• **Stated task**
Your task is to restate the data word for word.

• **Given data**
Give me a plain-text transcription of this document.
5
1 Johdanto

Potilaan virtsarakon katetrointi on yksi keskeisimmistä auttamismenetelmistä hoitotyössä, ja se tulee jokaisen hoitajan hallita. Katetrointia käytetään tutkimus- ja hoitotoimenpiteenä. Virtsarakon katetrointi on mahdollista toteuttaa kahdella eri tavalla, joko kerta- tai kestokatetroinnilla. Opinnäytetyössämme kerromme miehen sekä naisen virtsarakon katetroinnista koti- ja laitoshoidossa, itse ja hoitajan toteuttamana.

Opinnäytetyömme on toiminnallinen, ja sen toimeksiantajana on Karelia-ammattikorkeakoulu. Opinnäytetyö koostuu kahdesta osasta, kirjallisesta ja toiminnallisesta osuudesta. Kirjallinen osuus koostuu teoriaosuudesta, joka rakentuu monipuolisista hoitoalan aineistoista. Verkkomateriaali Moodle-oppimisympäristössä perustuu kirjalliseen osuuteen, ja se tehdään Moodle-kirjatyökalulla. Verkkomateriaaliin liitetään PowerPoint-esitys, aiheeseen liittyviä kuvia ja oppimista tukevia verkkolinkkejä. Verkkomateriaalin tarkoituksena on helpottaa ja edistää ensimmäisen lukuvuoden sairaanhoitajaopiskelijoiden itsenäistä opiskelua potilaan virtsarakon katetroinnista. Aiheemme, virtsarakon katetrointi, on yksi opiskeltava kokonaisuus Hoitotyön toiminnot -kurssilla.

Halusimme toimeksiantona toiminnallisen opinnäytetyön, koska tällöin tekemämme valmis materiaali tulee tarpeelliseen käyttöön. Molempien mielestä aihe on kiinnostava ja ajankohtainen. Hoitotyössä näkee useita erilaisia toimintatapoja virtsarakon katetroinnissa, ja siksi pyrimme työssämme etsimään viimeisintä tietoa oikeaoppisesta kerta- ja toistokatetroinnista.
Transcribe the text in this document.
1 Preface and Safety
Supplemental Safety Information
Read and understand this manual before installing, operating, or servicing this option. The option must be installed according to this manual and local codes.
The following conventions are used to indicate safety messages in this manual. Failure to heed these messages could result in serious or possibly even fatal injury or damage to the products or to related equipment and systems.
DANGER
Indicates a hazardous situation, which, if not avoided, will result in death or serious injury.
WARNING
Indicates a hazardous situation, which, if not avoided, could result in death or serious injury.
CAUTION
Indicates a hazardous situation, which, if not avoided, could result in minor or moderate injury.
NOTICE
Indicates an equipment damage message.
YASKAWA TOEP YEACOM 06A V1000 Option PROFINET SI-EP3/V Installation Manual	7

• **Result of the task**
Give me a plain-text transcription of this document.
5
1 Johdanto

Potilaan virtsarakon katetrointi on yksi keskeisimmistä auttamismenetelmistä hoitotyössä, ja se tulee jokaisen hoitajan hallita. Katetrointia käytetään tutkimus- ja hoitotoimenpiteenä. Virtsarakon katetrointi on mahdollista toteuttaa kahdella eri tavalla, joko kerta- tai kestokatetroinnilla. Opinnäytetyössämme kerromme miehen sekä naisen virtsarakon katetroinnista koti- ja laitoshoidossa, itse ja hoitajan toteuttamana.

Opinnäytetyömme on toiminnallinen, ja sen toimeksiantajana on Karelia-ammattikorkeakoulu. Opinnäytetyö koostuu kahdesta osasta, kirjallisesta ja toiminnallisesta osuudesta. Kirjallinen osuus koostuu teoriaosuudesta, joka rakentuu monipuolisista hoitoalan aineistoista. Verkkomateriaali Moodle-oppimisympäristössä perustuu kirjalliseen osuuteen, ja se tehdään Moodle-kirjatyökalulla. Verkkomateriaaliin liitetään PowerPoint-esitys, aiheeseen liittyviä kuvia ja oppimista tukevia verkkolinkkejä. Verkkomateriaalin tarkoituksena on helpottaa ja edistää ensimmäisen lukuvuoden sairaanhoitajaopiskelijoiden itsenäistä opiskelua potilaan virtsarakon katetroinnista. Aiheemme, virtsarakon katetrointi, on yksi opiskeltava kokonaisuus Hoitotyön toiminnot -kurssilla.

Halusimme toimeksiantona toiminnallisen opinnäytetyön, koska tällöin tekemämme valmis materiaali tulee tarpeelliseen käyttöön. Molempien mielestä aihe on kiinnostava ja ajankohtainen. Hoitotyössä näkee useita erilaisia toimintatapoja virtsarakon katetroinnissa, ja siksi pyrimme työssämme etsimään viimeisintä tietoa oikeaoppisesta kerta- ja toistokatetroinnista.
Transcribe the text in this document.
1 Preface and Safety
Supplemental Safety Information
Read and understand this manual before installing, operating, or servicing this option. The option must be installed according to this manual and local codes.
The following conventions are used to indicate safety messages in this manual. Failure to heed these messages could result in serious or possibly even fatal injury or damage to the products or to related equipment and systems.
DANGER
Indicates a hazardous situation, which, if not avoided, will result in death or serious injury.
WARNING
Indicates a hazardous situation, which, if not avoided, could result in death or serious injury.
CAUTION
Indicates a hazardous situation, which, if not avoided, could result in minor or moderate injury.
NOTICE
Indicates an equipment damage message.
YASKAWA TOEP YEACOM 06A V1000 Option PROFINET SI-EP3/V Installation Manual	7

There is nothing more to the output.